-- begin --

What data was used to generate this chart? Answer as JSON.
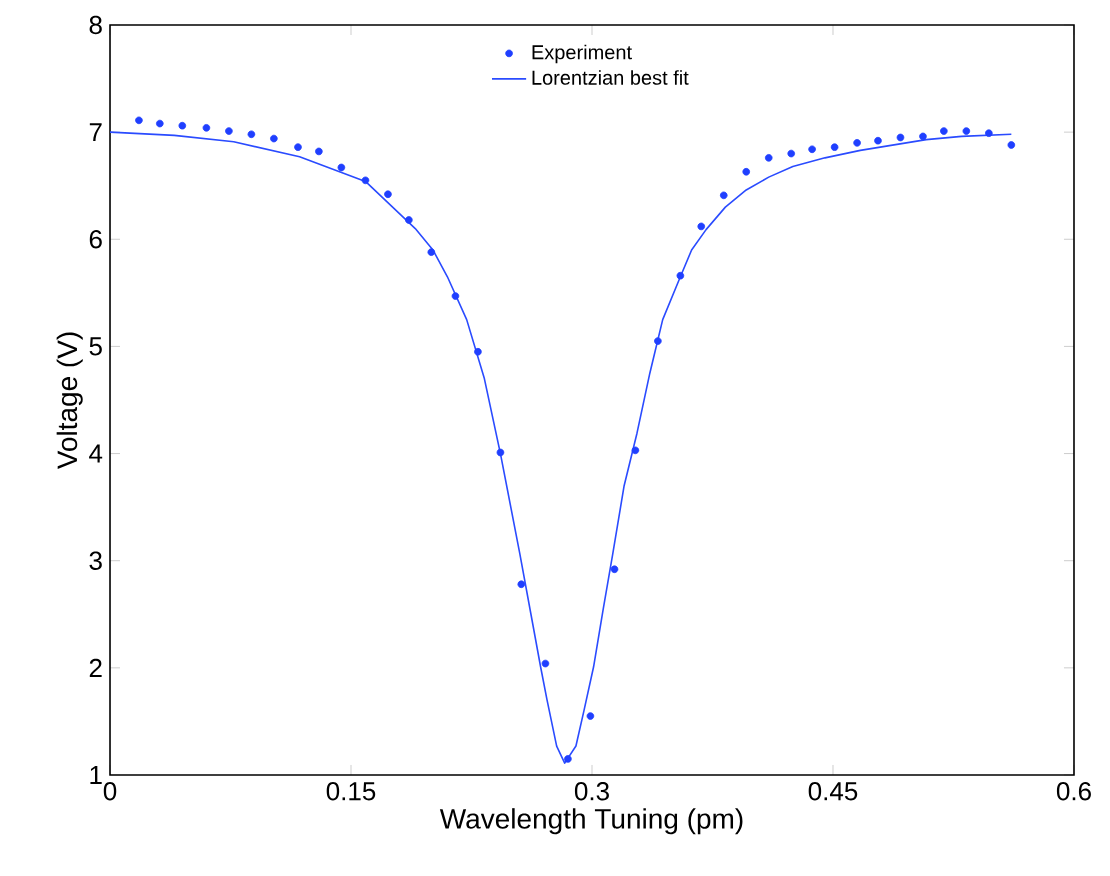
{
  "chart_data": {
    "type": "scatter",
    "xlabel": "Wavelength Tuning (pm)",
    "ylabel": "Voltage (V)",
    "xlim": [
      0,
      0.6
    ],
    "ylim": [
      1,
      8
    ],
    "xticks": [
      0,
      0.15,
      0.3,
      0.45,
      0.6
    ],
    "yticks": [
      1,
      2,
      3,
      4,
      5,
      6,
      7,
      8
    ],
    "grid": false,
    "legend": "top",
    "series": [
      {
        "name": "Experiment",
        "type": "scatter",
        "marker": "circle",
        "color": "#1f3fff",
        "x": [
          0.018,
          0.031,
          0.045,
          0.06,
          0.074,
          0.088,
          0.102,
          0.117,
          0.13,
          0.144,
          0.159,
          0.173,
          0.186,
          0.2,
          0.215,
          0.229,
          0.243,
          0.256,
          0.271,
          0.285,
          0.299,
          0.314,
          0.327,
          0.341,
          0.355,
          0.368,
          0.382,
          0.396,
          0.41,
          0.424,
          0.437,
          0.451,
          0.465,
          0.478,
          0.492,
          0.506,
          0.519,
          0.533,
          0.547,
          0.561
        ],
        "values": [
          7.11,
          7.08,
          7.06,
          7.04,
          7.01,
          6.98,
          6.94,
          6.86,
          6.82,
          6.67,
          6.55,
          6.42,
          6.18,
          5.88,
          5.47,
          4.95,
          4.01,
          2.78,
          2.04,
          1.15,
          1.55,
          2.92,
          4.03,
          5.05,
          5.66,
          6.12,
          6.41,
          6.63,
          6.76,
          6.8,
          6.84,
          6.86,
          6.9,
          6.92,
          6.95,
          6.96,
          7.01,
          7.01,
          6.99,
          6.88
        ]
      },
      {
        "name": "Lorentzian best fit",
        "type": "line",
        "marker": "none",
        "line_style": "solid",
        "color": "#2a4bff",
        "x": [
          0.0,
          0.04,
          0.077,
          0.118,
          0.159,
          0.19,
          0.201,
          0.21,
          0.222,
          0.233,
          0.243,
          0.255,
          0.262,
          0.268,
          0.272,
          0.278,
          0.283,
          0.29,
          0.295,
          0.301,
          0.307,
          0.313,
          0.32,
          0.328,
          0.336,
          0.344,
          0.355,
          0.362,
          0.371,
          0.383,
          0.396,
          0.41,
          0.425,
          0.445,
          0.467,
          0.508,
          0.53,
          0.561
        ],
        "values": [
          7.0,
          6.97,
          6.91,
          6.77,
          6.54,
          6.1,
          5.9,
          5.65,
          5.25,
          4.7,
          4.0,
          3.07,
          2.5,
          2.01,
          1.7,
          1.27,
          1.11,
          1.27,
          1.6,
          2.01,
          2.55,
          3.07,
          3.7,
          4.19,
          4.75,
          5.25,
          5.65,
          5.9,
          6.09,
          6.3,
          6.46,
          6.58,
          6.68,
          6.76,
          6.83,
          6.93,
          6.96,
          6.98
        ]
      }
    ]
  }
}
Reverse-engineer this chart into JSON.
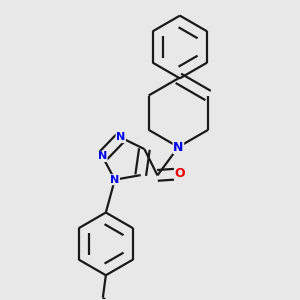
{
  "background_color": "#e8e8e8",
  "bond_color": "#1a1a1a",
  "nitrogen_color": "#0000ee",
  "oxygen_color": "#ee0000",
  "lw": 1.6,
  "dbo": 0.018,
  "figsize": [
    3.0,
    3.0
  ],
  "dpi": 100,
  "xlim": [
    0.0,
    1.0
  ],
  "ylim": [
    0.0,
    1.0
  ]
}
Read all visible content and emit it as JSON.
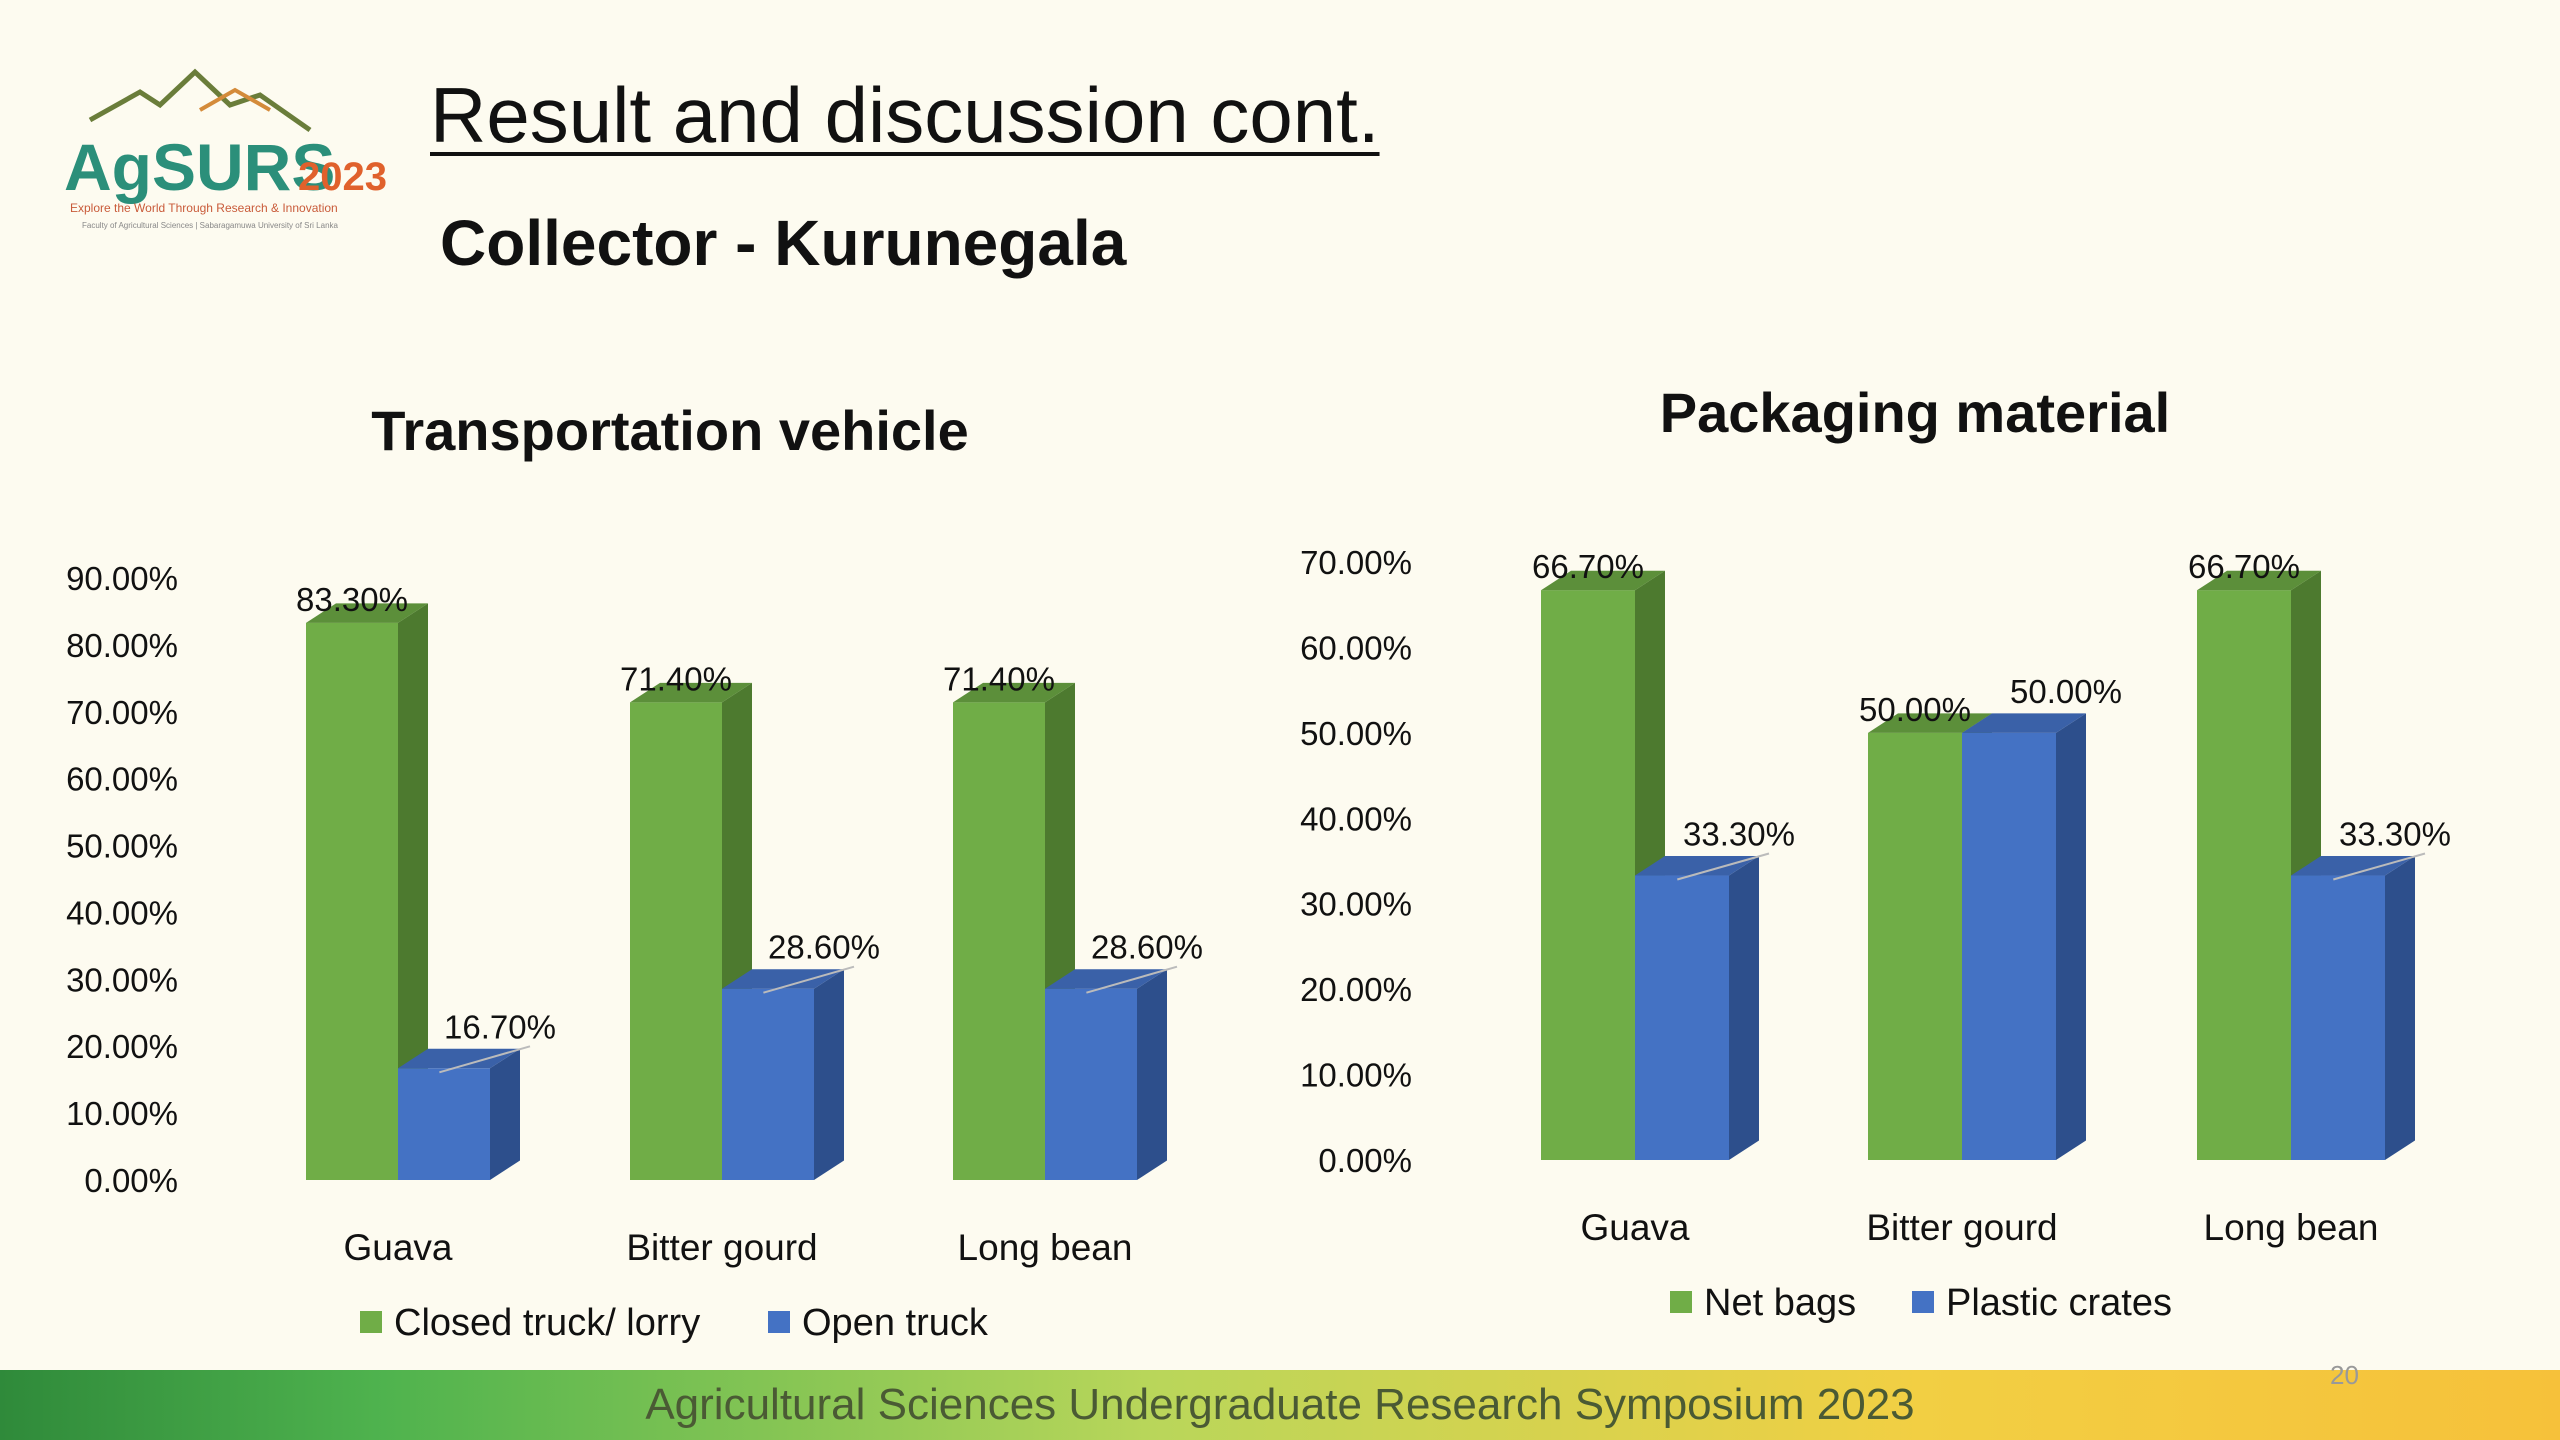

-- end --

* [PROBLEM STATEMENT]:
Pictures are not part of the copy; reproduce everything else in the records exactly.

* [RESPONSE TO THIS EXERCISE]:
What data was used to generate this chart? Answer as JSON.
{
  "chart_data": {
    "type": "scatter",
    "xlabel": "Wavelength Tuning (pm)",
    "ylabel": "Voltage (V)",
    "xlim": [
      0,
      0.6
    ],
    "ylim": [
      1,
      8
    ],
    "xticks": [
      0,
      0.15,
      0.3,
      0.45,
      0.6
    ],
    "yticks": [
      1,
      2,
      3,
      4,
      5,
      6,
      7,
      8
    ],
    "grid": false,
    "legend": "top",
    "series": [
      {
        "name": "Experiment",
        "type": "scatter",
        "marker": "circle",
        "color": "#1f3fff",
        "x": [
          0.018,
          0.031,
          0.045,
          0.06,
          0.074,
          0.088,
          0.102,
          0.117,
          0.13,
          0.144,
          0.159,
          0.173,
          0.186,
          0.2,
          0.215,
          0.229,
          0.243,
          0.256,
          0.271,
          0.285,
          0.299,
          0.314,
          0.327,
          0.341,
          0.355,
          0.368,
          0.382,
          0.396,
          0.41,
          0.424,
          0.437,
          0.451,
          0.465,
          0.478,
          0.492,
          0.506,
          0.519,
          0.533,
          0.547,
          0.561
        ],
        "values": [
          7.11,
          7.08,
          7.06,
          7.04,
          7.01,
          6.98,
          6.94,
          6.86,
          6.82,
          6.67,
          6.55,
          6.42,
          6.18,
          5.88,
          5.47,
          4.95,
          4.01,
          2.78,
          2.04,
          1.15,
          1.55,
          2.92,
          4.03,
          5.05,
          5.66,
          6.12,
          6.41,
          6.63,
          6.76,
          6.8,
          6.84,
          6.86,
          6.9,
          6.92,
          6.95,
          6.96,
          7.01,
          7.01,
          6.99,
          6.88
        ]
      },
      {
        "name": "Lorentzian best fit",
        "type": "line",
        "marker": "none",
        "line_style": "solid",
        "color": "#2a4bff",
        "x": [
          0.0,
          0.04,
          0.077,
          0.118,
          0.159,
          0.19,
          0.201,
          0.21,
          0.222,
          0.233,
          0.243,
          0.255,
          0.262,
          0.268,
          0.272,
          0.278,
          0.283,
          0.29,
          0.295,
          0.301,
          0.307,
          0.313,
          0.32,
          0.328,
          0.336,
          0.344,
          0.355,
          0.362,
          0.371,
          0.383,
          0.396,
          0.41,
          0.425,
          0.445,
          0.467,
          0.508,
          0.53,
          0.561
        ],
        "values": [
          7.0,
          6.97,
          6.91,
          6.77,
          6.54,
          6.1,
          5.9,
          5.65,
          5.25,
          4.7,
          4.0,
          3.07,
          2.5,
          2.01,
          1.7,
          1.27,
          1.11,
          1.27,
          1.6,
          2.01,
          2.55,
          3.07,
          3.7,
          4.19,
          4.75,
          5.25,
          5.65,
          5.9,
          6.09,
          6.3,
          6.46,
          6.58,
          6.68,
          6.76,
          6.83,
          6.93,
          6.96,
          6.98
        ]
      }
    ]
  }
}
Reverse-engineer this chart into JSON.
{
  "background_color": "#e8e8e8",
  "bond_color": "#1a1a1a",
  "nitrogen_color": "#0000ee",
  "oxygen_color": "#ee0000",
  "lw": 1.6,
  "dbo": 0.018,
  "figsize": [
    3.0,
    3.0
  ],
  "dpi": 100,
  "xlim": [
    0.0,
    1.0
  ],
  "ylim": [
    0.0,
    1.0
  ]
}
Read all visible content and emit it as JSON.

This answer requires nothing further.